## Some records
>>>
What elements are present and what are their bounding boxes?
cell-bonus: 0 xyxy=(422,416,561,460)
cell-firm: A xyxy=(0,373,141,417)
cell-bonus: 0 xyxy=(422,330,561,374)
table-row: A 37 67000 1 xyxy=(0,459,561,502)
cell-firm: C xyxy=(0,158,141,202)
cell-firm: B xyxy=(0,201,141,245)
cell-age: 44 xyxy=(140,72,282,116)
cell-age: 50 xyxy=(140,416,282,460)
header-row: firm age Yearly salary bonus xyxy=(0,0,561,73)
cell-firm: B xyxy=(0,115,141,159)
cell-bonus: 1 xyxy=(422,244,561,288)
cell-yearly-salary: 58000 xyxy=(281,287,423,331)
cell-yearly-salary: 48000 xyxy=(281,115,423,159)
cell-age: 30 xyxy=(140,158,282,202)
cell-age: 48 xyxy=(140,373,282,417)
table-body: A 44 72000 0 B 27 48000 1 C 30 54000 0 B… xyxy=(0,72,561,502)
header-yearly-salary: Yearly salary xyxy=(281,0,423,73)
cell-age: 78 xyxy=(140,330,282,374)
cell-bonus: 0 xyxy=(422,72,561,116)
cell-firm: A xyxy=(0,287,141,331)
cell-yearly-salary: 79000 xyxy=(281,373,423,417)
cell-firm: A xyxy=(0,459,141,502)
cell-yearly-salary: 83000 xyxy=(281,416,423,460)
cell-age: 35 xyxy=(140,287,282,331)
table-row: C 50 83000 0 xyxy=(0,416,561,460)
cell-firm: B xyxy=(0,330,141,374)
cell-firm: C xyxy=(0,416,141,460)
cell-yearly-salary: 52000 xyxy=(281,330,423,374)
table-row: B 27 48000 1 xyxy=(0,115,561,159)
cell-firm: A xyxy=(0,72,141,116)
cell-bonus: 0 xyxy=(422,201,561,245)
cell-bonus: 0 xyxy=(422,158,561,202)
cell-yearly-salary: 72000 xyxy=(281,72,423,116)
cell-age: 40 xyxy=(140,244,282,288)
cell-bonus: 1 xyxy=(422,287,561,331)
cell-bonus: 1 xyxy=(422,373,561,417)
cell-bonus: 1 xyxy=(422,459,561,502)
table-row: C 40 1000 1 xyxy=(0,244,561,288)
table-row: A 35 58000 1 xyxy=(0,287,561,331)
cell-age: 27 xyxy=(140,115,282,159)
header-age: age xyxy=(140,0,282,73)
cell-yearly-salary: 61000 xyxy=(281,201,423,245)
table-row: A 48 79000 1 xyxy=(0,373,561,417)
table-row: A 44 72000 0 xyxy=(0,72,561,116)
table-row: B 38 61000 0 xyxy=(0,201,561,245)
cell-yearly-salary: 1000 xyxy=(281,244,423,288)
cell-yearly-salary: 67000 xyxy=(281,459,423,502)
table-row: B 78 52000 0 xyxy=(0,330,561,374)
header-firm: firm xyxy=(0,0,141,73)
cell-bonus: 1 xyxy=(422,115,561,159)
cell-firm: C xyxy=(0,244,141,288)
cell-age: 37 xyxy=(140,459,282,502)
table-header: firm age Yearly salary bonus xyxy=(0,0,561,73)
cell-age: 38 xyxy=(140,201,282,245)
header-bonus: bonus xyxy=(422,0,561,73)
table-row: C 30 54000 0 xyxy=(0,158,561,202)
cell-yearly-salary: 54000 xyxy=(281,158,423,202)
<<<
## What you should do
Extract every line of the records above and reproduce each one verbatim, in its original order.

## Answer to this problem
What elements are present and what are their bounding boxes?
cell-bonus: 0 xyxy=(422,416,561,460)
cell-firm: A xyxy=(0,373,141,417)
cell-bonus: 0 xyxy=(422,330,561,374)
table-row: A 37 67000 1 xyxy=(0,459,561,502)
cell-firm: C xyxy=(0,158,141,202)
cell-firm: B xyxy=(0,201,141,245)
cell-age: 44 xyxy=(140,72,282,116)
cell-age: 50 xyxy=(140,416,282,460)
header-row: firm age Yearly salary bonus xyxy=(0,0,561,73)
cell-firm: B xyxy=(0,115,141,159)
cell-bonus: 1 xyxy=(422,244,561,288)
cell-yearly-salary: 58000 xyxy=(281,287,423,331)
cell-yearly-salary: 48000 xyxy=(281,115,423,159)
cell-age: 30 xyxy=(140,158,282,202)
cell-age: 48 xyxy=(140,373,282,417)
table-body: A 44 72000 0 B 27 48000 1 C 30 54000 0 B… xyxy=(0,72,561,502)
header-yearly-salary: Yearly salary xyxy=(281,0,423,73)
cell-age: 78 xyxy=(140,330,282,374)
cell-bonus: 0 xyxy=(422,72,561,116)
cell-firm: A xyxy=(0,287,141,331)
cell-yearly-salary: 79000 xyxy=(281,373,423,417)
cell-firm: A xyxy=(0,459,141,502)
cell-yearly-salary: 83000 xyxy=(281,416,423,460)
cell-age: 35 xyxy=(140,287,282,331)
table-row: C 50 83000 0 xyxy=(0,416,561,460)
cell-firm: B xyxy=(0,330,141,374)
cell-firm: C xyxy=(0,416,141,460)
cell-yearly-salary: 52000 xyxy=(281,330,423,374)
table-row: B 27 48000 1 xyxy=(0,115,561,159)
cell-firm: A xyxy=(0,72,141,116)
cell-bonus: 0 xyxy=(422,201,561,245)
cell-bonus: 0 xyxy=(422,158,561,202)
cell-yearly-salary: 72000 xyxy=(281,72,423,116)
cell-age: 40 xyxy=(140,244,282,288)
cell-bonus: 1 xyxy=(422,287,561,331)
cell-bonus: 1 xyxy=(422,373,561,417)
cell-bonus: 1 xyxy=(422,459,561,502)
table-row: C 40 1000 1 xyxy=(0,244,561,288)
table-row: A 35 58000 1 xyxy=(0,287,561,331)
cell-age: 27 xyxy=(140,115,282,159)
header-age: age xyxy=(140,0,282,73)
cell-yearly-salary: 61000 xyxy=(281,201,423,245)
table-row: A 48 79000 1 xyxy=(0,373,561,417)
table-row: A 44 72000 0 xyxy=(0,72,561,116)
table-row: B 38 61000 0 xyxy=(0,201,561,245)
cell-yearly-salary: 1000 xyxy=(281,244,423,288)
cell-yearly-salary: 67000 xyxy=(281,459,423,502)
table-row: B 78 52000 0 xyxy=(0,330,561,374)
header-firm: firm xyxy=(0,0,141,73)
cell-bonus: 1 xyxy=(422,115,561,159)
cell-firm: C xyxy=(0,244,141,288)
cell-age: 37 xyxy=(140,459,282,502)
table-header: firm age Yearly salary bonus xyxy=(0,0,561,73)
cell-age: 38 xyxy=(140,201,282,245)
header-bonus: bonus xyxy=(422,0,561,73)
table-row: C 30 54000 0 xyxy=(0,158,561,202)
cell-yearly-salary: 54000 xyxy=(281,158,423,202)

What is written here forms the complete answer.